WHAT TO PRODUCE:
Look through the records below, count the lines with the word "this", and reply with only the number.

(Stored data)
▼
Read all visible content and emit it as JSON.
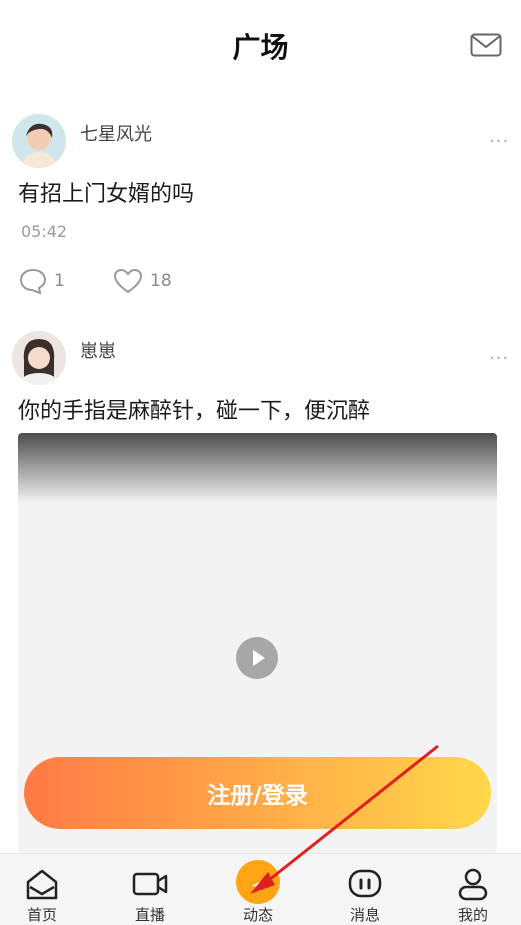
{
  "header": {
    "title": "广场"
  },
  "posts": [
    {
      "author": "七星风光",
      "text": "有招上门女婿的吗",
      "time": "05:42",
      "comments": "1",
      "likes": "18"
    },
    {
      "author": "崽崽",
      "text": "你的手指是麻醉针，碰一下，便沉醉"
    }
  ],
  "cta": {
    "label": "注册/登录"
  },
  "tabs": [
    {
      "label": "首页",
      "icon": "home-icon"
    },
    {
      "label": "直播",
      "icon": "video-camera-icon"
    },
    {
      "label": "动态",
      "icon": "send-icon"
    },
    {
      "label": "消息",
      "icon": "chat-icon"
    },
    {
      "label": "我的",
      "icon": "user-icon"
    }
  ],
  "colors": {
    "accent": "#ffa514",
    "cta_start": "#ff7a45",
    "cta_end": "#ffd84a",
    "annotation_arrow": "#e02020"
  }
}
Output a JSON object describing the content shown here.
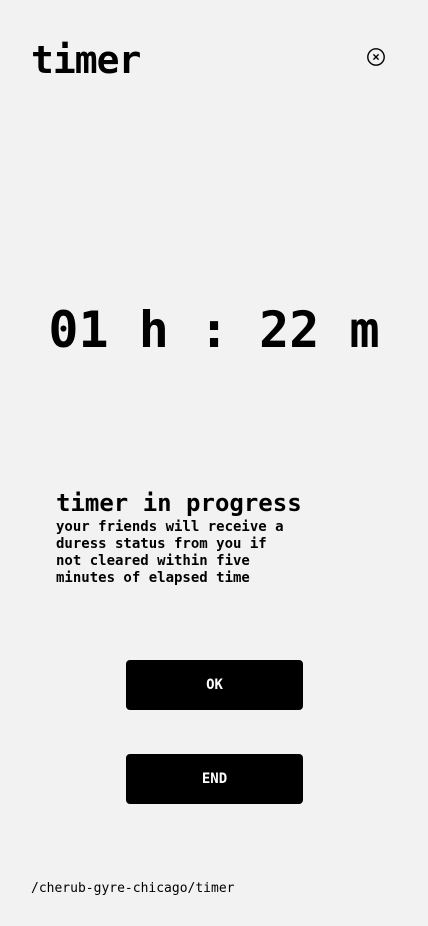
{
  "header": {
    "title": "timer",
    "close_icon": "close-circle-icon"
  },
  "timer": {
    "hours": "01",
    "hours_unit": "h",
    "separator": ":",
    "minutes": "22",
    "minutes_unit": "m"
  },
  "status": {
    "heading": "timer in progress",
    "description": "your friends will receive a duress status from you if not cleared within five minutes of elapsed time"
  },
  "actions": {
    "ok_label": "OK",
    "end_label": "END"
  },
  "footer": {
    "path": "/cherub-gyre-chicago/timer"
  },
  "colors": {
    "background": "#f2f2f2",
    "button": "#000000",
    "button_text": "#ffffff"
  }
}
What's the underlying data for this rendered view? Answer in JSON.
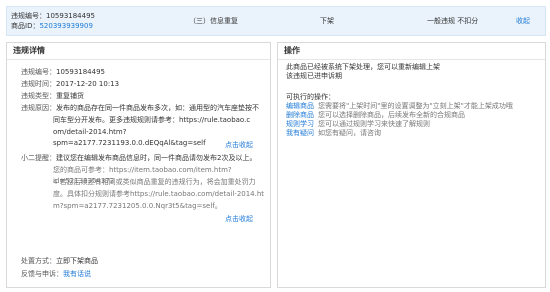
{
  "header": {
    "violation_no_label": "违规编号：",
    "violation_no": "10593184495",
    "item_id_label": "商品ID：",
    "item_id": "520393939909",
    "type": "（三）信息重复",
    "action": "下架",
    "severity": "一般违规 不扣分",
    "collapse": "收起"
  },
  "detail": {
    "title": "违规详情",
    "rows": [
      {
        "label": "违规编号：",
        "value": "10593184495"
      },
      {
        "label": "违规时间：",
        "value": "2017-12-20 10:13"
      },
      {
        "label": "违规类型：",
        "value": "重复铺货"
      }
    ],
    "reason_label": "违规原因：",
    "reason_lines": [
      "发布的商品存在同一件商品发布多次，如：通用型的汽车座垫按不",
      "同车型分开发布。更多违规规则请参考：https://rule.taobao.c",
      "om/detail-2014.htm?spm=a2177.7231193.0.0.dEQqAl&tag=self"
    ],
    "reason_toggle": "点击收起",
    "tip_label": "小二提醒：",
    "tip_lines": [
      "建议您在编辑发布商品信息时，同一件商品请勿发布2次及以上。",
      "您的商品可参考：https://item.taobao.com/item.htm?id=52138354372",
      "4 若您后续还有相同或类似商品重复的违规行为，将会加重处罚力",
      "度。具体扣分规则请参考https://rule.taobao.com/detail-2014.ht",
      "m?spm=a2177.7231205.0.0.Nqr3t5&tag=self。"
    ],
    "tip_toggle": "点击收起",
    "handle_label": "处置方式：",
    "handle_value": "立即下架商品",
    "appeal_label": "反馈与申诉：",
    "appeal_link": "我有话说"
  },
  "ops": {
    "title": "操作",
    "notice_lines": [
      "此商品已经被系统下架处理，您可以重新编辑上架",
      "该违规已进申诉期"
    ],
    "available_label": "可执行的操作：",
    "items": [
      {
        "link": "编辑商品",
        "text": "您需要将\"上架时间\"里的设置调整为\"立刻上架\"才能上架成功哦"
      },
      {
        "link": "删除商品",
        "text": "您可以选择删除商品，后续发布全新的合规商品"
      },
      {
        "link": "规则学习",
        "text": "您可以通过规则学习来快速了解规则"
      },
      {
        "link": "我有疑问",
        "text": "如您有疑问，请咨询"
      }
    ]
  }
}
▲
▼
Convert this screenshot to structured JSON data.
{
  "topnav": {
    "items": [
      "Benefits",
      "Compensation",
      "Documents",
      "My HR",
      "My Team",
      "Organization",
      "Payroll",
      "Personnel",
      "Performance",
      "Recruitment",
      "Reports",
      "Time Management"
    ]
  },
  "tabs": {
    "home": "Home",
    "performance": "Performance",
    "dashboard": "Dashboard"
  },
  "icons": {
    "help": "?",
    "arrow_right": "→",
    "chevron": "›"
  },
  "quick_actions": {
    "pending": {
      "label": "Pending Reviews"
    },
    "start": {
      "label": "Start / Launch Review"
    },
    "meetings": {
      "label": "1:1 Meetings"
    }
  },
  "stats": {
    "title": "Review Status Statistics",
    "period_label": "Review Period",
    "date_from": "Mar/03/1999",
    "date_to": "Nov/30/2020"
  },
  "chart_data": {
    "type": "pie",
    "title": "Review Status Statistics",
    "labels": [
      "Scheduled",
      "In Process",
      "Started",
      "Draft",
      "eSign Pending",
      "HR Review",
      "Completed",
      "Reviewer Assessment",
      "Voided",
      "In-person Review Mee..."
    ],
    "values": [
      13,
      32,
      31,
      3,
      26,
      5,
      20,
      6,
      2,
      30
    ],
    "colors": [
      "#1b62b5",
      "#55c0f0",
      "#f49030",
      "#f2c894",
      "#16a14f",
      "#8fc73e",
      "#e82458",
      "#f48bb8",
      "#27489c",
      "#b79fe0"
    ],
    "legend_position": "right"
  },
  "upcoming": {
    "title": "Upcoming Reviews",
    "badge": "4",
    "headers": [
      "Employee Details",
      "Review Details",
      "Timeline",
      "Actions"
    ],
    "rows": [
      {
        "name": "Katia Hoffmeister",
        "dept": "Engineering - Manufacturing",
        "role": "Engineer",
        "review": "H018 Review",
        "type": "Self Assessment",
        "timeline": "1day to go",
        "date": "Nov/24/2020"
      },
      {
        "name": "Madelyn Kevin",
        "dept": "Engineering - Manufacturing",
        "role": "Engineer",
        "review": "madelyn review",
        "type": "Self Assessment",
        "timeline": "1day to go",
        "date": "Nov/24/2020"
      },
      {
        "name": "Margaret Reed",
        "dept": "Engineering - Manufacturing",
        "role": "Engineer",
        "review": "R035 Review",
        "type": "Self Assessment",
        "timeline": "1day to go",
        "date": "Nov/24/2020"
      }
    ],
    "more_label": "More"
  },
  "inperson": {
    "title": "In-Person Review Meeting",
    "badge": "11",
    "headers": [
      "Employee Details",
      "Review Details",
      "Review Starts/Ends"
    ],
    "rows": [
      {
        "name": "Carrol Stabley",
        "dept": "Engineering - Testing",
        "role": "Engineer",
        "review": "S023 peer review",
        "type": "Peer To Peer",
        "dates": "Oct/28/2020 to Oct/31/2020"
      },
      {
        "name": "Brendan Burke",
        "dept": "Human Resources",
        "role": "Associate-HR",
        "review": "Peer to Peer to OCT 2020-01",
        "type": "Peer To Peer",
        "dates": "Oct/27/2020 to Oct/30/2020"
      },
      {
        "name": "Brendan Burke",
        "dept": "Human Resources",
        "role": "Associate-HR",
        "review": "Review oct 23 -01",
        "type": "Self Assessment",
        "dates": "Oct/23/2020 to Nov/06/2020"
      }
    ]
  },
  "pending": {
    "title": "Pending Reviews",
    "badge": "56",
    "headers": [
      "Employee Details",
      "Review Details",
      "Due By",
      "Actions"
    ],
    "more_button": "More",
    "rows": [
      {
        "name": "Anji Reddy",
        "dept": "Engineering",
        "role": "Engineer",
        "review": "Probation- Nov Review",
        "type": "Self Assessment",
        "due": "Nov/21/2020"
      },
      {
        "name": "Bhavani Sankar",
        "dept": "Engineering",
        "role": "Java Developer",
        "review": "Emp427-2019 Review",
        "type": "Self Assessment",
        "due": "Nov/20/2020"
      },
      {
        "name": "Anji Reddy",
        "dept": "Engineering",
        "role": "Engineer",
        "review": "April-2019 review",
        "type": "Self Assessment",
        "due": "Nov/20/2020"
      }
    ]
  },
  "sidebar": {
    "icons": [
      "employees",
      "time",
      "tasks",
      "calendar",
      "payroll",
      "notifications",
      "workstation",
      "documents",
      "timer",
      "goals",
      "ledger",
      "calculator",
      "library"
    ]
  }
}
▲
▼
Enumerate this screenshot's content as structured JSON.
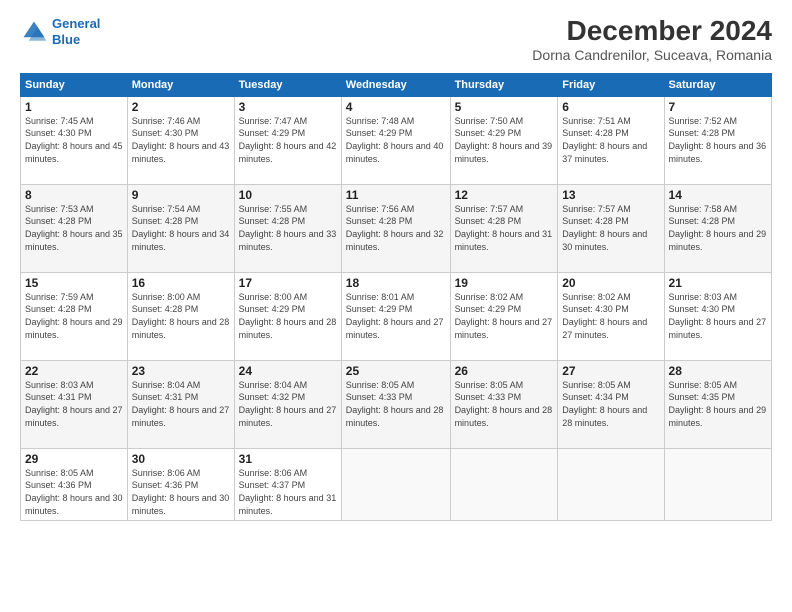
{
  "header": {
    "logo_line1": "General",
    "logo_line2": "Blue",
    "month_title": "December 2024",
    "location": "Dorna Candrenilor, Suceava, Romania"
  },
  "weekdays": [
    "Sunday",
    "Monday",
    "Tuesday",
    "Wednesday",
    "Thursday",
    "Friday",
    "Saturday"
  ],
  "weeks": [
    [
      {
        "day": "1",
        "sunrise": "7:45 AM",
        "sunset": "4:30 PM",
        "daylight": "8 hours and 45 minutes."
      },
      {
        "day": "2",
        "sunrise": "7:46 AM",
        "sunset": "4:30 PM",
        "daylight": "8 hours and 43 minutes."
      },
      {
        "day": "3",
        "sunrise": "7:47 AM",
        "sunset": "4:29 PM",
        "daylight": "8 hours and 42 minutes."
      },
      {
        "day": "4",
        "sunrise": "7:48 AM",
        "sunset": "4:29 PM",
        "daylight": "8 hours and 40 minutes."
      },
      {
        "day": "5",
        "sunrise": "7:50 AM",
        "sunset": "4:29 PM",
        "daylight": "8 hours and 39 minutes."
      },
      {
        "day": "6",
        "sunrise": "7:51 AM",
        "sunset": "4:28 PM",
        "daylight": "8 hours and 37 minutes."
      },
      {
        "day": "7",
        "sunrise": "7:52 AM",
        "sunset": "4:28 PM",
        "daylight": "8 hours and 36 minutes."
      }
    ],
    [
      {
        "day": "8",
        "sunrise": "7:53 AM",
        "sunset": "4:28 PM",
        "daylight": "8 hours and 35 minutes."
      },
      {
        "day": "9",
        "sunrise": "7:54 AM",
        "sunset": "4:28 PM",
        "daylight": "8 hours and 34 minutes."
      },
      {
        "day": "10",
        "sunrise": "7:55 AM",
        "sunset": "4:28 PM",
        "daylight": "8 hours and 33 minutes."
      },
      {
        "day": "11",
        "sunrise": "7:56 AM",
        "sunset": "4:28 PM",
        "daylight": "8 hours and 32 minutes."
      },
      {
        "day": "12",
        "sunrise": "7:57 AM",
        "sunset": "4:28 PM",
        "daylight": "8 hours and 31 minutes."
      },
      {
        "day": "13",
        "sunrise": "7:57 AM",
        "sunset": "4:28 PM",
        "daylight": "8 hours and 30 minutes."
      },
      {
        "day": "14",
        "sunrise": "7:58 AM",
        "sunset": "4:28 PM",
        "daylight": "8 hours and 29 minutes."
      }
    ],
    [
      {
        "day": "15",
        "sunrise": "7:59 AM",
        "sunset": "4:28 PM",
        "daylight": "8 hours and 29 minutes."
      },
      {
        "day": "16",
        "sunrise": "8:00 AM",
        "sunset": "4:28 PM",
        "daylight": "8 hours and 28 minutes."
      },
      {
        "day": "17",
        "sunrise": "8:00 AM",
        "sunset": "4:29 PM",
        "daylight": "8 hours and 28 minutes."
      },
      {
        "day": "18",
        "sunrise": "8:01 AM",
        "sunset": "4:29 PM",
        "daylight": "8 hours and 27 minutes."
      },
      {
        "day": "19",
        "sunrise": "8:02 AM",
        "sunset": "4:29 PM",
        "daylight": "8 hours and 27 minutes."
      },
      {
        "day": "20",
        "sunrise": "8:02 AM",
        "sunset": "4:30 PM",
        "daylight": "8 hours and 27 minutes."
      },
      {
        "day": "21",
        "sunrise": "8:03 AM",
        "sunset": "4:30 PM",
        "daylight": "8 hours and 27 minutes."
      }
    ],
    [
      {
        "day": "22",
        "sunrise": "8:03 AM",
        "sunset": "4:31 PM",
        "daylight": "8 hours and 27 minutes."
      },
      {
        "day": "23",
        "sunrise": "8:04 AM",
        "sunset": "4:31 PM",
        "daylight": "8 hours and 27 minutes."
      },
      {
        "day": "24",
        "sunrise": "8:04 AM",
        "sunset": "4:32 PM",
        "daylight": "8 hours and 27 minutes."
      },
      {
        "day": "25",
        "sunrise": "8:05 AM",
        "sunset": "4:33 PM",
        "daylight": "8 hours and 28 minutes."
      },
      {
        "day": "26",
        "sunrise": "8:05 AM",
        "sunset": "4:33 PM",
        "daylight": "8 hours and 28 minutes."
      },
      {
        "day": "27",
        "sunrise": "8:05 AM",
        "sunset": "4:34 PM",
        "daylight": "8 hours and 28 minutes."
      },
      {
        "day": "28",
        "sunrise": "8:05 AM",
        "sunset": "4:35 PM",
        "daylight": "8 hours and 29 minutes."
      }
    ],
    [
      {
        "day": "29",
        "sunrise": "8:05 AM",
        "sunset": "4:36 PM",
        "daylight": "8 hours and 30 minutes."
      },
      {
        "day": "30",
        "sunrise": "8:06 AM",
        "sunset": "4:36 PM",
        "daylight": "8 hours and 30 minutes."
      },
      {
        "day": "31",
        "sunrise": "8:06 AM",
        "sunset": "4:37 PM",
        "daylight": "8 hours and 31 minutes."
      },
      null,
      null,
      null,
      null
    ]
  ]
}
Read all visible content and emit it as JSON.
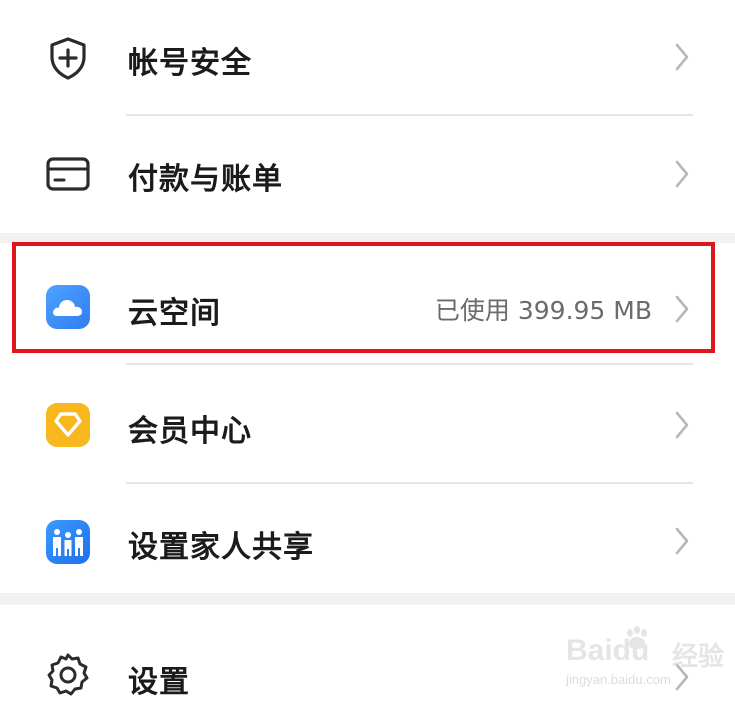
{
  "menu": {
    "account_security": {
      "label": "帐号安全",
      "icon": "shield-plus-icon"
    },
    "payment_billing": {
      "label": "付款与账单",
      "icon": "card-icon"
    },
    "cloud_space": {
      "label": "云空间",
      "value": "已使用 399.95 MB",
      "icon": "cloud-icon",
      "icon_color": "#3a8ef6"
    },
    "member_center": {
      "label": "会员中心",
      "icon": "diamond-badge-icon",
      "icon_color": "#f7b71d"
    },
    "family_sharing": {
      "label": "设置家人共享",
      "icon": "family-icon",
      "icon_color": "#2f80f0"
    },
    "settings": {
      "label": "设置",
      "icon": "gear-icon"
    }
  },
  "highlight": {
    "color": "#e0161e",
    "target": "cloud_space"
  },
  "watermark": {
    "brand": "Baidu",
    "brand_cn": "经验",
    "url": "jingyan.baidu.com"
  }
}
▲
TASK OUTPUT:
3